Exercise objective — Reproduce the listing below word for word, line by line, in the same order.

Supplied information —
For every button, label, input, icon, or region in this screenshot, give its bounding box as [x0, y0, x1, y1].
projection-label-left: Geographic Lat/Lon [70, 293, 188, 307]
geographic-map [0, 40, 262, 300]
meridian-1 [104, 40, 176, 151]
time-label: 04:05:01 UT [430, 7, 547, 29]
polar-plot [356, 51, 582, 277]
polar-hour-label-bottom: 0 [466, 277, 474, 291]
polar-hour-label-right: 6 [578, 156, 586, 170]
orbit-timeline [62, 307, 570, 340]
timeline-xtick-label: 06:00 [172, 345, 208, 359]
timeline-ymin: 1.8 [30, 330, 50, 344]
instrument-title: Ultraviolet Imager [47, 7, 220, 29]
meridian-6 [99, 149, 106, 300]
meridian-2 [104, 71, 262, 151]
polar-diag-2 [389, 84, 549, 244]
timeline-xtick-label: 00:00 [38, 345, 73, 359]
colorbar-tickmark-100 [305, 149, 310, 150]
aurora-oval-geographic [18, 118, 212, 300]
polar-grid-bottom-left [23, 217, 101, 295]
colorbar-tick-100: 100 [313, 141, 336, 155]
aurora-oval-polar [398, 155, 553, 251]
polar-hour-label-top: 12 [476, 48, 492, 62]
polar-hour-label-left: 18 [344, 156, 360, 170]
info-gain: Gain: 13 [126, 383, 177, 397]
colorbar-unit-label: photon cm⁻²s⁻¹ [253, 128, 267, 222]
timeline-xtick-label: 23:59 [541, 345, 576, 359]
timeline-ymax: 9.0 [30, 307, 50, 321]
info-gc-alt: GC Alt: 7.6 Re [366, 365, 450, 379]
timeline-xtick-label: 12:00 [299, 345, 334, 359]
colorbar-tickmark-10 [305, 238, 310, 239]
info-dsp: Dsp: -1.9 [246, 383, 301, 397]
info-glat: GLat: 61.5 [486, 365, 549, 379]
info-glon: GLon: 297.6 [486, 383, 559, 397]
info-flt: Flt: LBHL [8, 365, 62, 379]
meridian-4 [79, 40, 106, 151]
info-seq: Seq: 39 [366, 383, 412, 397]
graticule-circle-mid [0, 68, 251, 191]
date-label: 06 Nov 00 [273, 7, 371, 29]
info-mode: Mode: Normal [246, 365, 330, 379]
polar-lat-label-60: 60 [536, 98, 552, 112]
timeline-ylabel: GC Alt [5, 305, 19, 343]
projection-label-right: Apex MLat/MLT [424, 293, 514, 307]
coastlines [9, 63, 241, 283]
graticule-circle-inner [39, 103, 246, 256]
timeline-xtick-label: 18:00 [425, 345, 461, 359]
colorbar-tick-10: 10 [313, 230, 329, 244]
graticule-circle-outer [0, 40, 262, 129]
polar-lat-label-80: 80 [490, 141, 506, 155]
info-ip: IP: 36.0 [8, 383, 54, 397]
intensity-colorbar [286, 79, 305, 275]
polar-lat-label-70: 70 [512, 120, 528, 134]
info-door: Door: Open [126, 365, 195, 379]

Worked answer —
For every button, label, input, icon, or region in this screenshot, give its bounding box as [x0, y0, x1, y1].
projection-label-left: Geographic Lat/Lon [70, 293, 188, 307]
geographic-map [0, 40, 262, 300]
meridian-1 [104, 40, 176, 151]
time-label: 04:05:01 UT [430, 7, 547, 29]
polar-plot [356, 51, 582, 277]
polar-hour-label-bottom: 0 [466, 277, 474, 291]
polar-hour-label-right: 6 [578, 156, 586, 170]
orbit-timeline [62, 307, 570, 340]
timeline-xtick-label: 06:00 [172, 345, 208, 359]
timeline-ymin: 1.8 [30, 330, 50, 344]
instrument-title: Ultraviolet Imager [47, 7, 220, 29]
meridian-6 [99, 149, 106, 300]
meridian-2 [104, 71, 262, 151]
polar-diag-2 [389, 84, 549, 244]
timeline-xtick-label: 00:00 [38, 345, 73, 359]
colorbar-tickmark-100 [305, 149, 310, 150]
aurora-oval-geographic [18, 118, 212, 300]
polar-grid-bottom-left [23, 217, 101, 295]
colorbar-tick-100: 100 [313, 141, 336, 155]
aurora-oval-polar [398, 155, 553, 251]
polar-hour-label-top: 12 [476, 48, 492, 62]
polar-hour-label-left: 18 [344, 156, 360, 170]
info-gain: Gain: 13 [126, 383, 177, 397]
colorbar-unit-label: photon cm⁻²s⁻¹ [253, 128, 267, 222]
timeline-xtick-label: 23:59 [541, 345, 576, 359]
timeline-ymax: 9.0 [30, 307, 50, 321]
info-gc-alt: GC Alt: 7.6 Re [366, 365, 450, 379]
timeline-xtick-label: 12:00 [299, 345, 334, 359]
colorbar-tickmark-10 [305, 238, 310, 239]
info-dsp: Dsp: -1.9 [246, 383, 301, 397]
info-glat: GLat: 61.5 [486, 365, 549, 379]
info-glon: GLon: 297.6 [486, 383, 559, 397]
info-flt: Flt: LBHL [8, 365, 62, 379]
meridian-4 [79, 40, 106, 151]
info-seq: Seq: 39 [366, 383, 412, 397]
graticule-circle-mid [0, 68, 251, 191]
date-label: 06 Nov 00 [273, 7, 371, 29]
info-mode: Mode: Normal [246, 365, 330, 379]
polar-lat-label-60: 60 [536, 98, 552, 112]
timeline-ylabel: GC Alt [5, 305, 19, 343]
projection-label-right: Apex MLat/MLT [424, 293, 514, 307]
coastlines [9, 63, 241, 283]
graticule-circle-inner [39, 103, 246, 256]
timeline-xtick-label: 18:00 [425, 345, 461, 359]
colorbar-tick-10: 10 [313, 230, 329, 244]
graticule-circle-outer [0, 40, 262, 129]
polar-lat-label-80: 80 [490, 141, 506, 155]
info-ip: IP: 36.0 [8, 383, 54, 397]
intensity-colorbar [286, 79, 305, 275]
polar-lat-label-70: 70 [512, 120, 528, 134]
info-door: Door: Open [126, 365, 195, 379]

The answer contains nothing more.